— Start of DATA SUPPLIED —
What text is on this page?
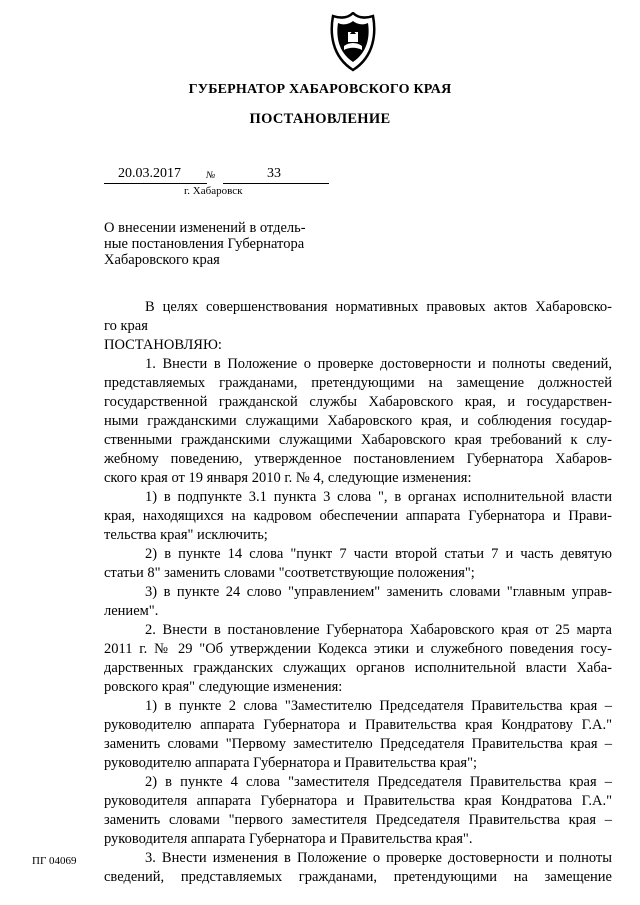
ГУБЕРНАТОР ХАБАРОВСКОГО КРАЯ
ПОСТАНОВЛЕНИЕ
20.03.2017	№	33
г. Хабаровск
О внесении изменений в отдель-
ные постановления Губернатора
Хабаровского края

В целях совершенствования нормативных правовых актов Хабаровско-

го края

ПОСТАНОВЛЯЮ:

1. Внести в Положение о проверке достоверности и полноты сведений,

представляемых гражданами, претендующими на замещение должностей

государственной гражданской службы Хабаровского края, и государствен-

ными гражданскими служащими Хабаровского края, и соблюдения государ-

ственными гражданскими служащими Хабаровского края требований к слу-

жебному поведению, утвержденное постановлением Губернатора Хабаров-

ского края от 19 января 2010 г. № 4, следующие изменения:

1) в подпункте 3.1 пункта 3 слова ", в органах исполнительной власти

края, находящихся на кадровом обеспечении аппарата Губернатора и Прави-

тельства края" исключить;

2) в пункте 14 слова "пункт 7 части второй статьи 7 и часть девятую

статьи 8" заменить словами "соответствующие положения";

3) в пункте 24 слово "управлением" заменить словами "главным управ-

лением".

2. Внести в постановление Губернатора Хабаровского края от 25 марта

2011 г. № 29 "Об утверждении Кодекса этики и служебного поведения госу-

дарственных гражданских служащих органов исполнительной власти Хаба-

ровского края" следующие изменения:

1) в пункте 2 слова "Заместителю Председателя Правительства края –

руководителю аппарата Губернатора и Правительства края Кондратову Г.А."

заменить словами "Первому заместителю Председателя Правительства края –

руководителю аппарата Губернатора и Правительства края";

2) в пункте 4 слова "заместителя Председателя Правительства края –

руководителя аппарата Губернатора и Правительства края Кондратова Г.А."

заменить словами "первого заместителя Председателя Правительства края –

руководителя аппарата Губернатора и Правительства края".

3. Внести изменения в Положение о проверке достоверности и полноты

сведений, представляемых гражданами, претендующими на замещение

ПГ 04069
— End of DATA SUPPLIED —
Set down the complete material exactly, but do not include the images.

What text is on this page?
ГУБЕРНАТОР ХАБАРОВСКОГО КРАЯ
ПОСТАНОВЛЕНИЕ
20.03.2017	№	33
г. Хабаровск
О внесении изменений в отдель-
ные постановления Губернатора
Хабаровского края

В целях совершенствования нормативных правовых актов Хабаровско-

го края

ПОСТАНОВЛЯЮ:

1. Внести в Положение о проверке достоверности и полноты сведений,

представляемых гражданами, претендующими на замещение должностей

государственной гражданской службы Хабаровского края, и государствен-

ными гражданскими служащими Хабаровского края, и соблюдения государ-

ственными гражданскими служащими Хабаровского края требований к слу-

жебному поведению, утвержденное постановлением Губернатора Хабаров-

ского края от 19 января 2010 г. № 4, следующие изменения:

1) в подпункте 3.1 пункта 3 слова ", в органах исполнительной власти

края, находящихся на кадровом обеспечении аппарата Губернатора и Прави-

тельства края" исключить;

2) в пункте 14 слова "пункт 7 части второй статьи 7 и часть девятую

статьи 8" заменить словами "соответствующие положения";

3) в пункте 24 слово "управлением" заменить словами "главным управ-

лением".

2. Внести в постановление Губернатора Хабаровского края от 25 марта

2011 г. № 29 "Об утверждении Кодекса этики и служебного поведения госу-

дарственных гражданских служащих органов исполнительной власти Хаба-

ровского края" следующие изменения:

1) в пункте 2 слова "Заместителю Председателя Правительства края –

руководителю аппарата Губернатора и Правительства края Кондратову Г.А."

заменить словами "Первому заместителю Председателя Правительства края –

руководителю аппарата Губернатора и Правительства края";

2) в пункте 4 слова "заместителя Председателя Правительства края –

руководителя аппарата Губернатора и Правительства края Кондратова Г.А."

заменить словами "первого заместителя Председателя Правительства края –

руководителя аппарата Губернатора и Правительства края".

3. Внести изменения в Положение о проверке достоверности и полноты

сведений, представляемых гражданами, претендующими на замещение

ПГ 04069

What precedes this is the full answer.